**THE PROBLEM:** Search the data for the word "sorted" and copy every line that contains it.

(Saved data entries)
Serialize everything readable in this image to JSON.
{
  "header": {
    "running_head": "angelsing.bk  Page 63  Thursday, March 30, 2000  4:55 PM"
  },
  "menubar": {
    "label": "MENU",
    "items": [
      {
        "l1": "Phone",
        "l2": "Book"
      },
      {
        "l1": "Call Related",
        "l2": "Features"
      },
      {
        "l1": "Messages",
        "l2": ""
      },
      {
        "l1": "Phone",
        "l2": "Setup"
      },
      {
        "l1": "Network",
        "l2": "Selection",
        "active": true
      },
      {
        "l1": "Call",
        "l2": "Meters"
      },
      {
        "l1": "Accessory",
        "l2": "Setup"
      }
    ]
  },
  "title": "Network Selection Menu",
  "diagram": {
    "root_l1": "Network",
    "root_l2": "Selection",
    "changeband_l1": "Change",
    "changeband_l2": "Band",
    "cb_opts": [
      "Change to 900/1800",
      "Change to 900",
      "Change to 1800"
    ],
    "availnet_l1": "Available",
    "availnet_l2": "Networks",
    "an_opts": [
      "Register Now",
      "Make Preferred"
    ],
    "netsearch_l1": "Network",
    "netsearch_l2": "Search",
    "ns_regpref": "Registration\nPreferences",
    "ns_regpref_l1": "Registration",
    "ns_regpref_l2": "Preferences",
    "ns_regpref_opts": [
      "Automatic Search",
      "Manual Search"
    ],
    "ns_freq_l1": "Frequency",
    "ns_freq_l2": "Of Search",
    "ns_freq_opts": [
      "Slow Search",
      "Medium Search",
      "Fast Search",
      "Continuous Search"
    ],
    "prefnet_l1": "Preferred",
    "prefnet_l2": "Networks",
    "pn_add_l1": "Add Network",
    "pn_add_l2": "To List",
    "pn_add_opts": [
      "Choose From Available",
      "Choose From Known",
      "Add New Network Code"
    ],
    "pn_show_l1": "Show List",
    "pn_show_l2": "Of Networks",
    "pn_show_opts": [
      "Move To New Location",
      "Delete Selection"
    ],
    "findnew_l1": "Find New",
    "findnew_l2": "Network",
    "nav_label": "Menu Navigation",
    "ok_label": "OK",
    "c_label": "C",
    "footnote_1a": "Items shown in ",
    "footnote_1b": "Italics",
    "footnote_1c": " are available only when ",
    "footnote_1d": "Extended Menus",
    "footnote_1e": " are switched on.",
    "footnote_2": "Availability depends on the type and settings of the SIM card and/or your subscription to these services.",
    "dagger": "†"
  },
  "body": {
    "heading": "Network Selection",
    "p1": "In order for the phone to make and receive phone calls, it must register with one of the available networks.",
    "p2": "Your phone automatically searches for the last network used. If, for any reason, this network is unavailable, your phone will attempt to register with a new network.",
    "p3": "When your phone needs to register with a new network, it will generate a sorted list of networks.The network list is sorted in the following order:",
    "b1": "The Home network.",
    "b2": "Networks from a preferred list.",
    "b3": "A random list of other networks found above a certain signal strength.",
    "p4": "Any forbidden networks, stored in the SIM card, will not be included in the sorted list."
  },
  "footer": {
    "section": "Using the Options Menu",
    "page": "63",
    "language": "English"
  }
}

==

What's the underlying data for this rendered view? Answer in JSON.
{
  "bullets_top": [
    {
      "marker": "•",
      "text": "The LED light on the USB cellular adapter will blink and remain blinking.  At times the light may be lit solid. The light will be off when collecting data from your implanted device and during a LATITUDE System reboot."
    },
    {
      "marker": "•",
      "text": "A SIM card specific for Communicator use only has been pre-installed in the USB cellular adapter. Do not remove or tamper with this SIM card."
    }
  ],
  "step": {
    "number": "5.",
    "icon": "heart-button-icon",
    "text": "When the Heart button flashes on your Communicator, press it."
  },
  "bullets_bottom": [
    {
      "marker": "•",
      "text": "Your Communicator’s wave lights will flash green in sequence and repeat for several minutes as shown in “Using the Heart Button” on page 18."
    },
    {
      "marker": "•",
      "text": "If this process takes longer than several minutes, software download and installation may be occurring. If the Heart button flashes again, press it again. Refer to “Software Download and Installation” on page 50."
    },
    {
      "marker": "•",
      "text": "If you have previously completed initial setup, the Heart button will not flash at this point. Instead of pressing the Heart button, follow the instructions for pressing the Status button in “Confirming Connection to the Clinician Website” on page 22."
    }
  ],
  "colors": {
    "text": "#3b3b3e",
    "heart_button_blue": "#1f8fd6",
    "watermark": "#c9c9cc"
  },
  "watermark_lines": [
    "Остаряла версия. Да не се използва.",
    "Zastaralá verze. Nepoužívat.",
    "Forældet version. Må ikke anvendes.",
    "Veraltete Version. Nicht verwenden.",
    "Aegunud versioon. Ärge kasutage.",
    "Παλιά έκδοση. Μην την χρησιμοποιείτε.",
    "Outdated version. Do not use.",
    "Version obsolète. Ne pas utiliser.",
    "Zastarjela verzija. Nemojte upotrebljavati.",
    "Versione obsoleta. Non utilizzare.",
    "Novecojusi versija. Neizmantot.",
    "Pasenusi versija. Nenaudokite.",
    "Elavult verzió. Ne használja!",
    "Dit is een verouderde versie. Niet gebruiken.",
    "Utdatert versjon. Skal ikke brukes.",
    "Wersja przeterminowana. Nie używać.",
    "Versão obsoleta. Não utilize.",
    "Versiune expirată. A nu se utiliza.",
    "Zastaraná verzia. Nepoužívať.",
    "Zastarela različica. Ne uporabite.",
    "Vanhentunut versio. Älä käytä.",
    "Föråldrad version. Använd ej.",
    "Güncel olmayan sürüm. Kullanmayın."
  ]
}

**WRITTEN SOLUTION:**
    "p3": "When your phone needs to register with a new network, it will generate a sorted list of networks.The network list is sorted in the following order:",
    "p4": "Any forbidden networks, stored in the SIM card, will not be included in the sorted list."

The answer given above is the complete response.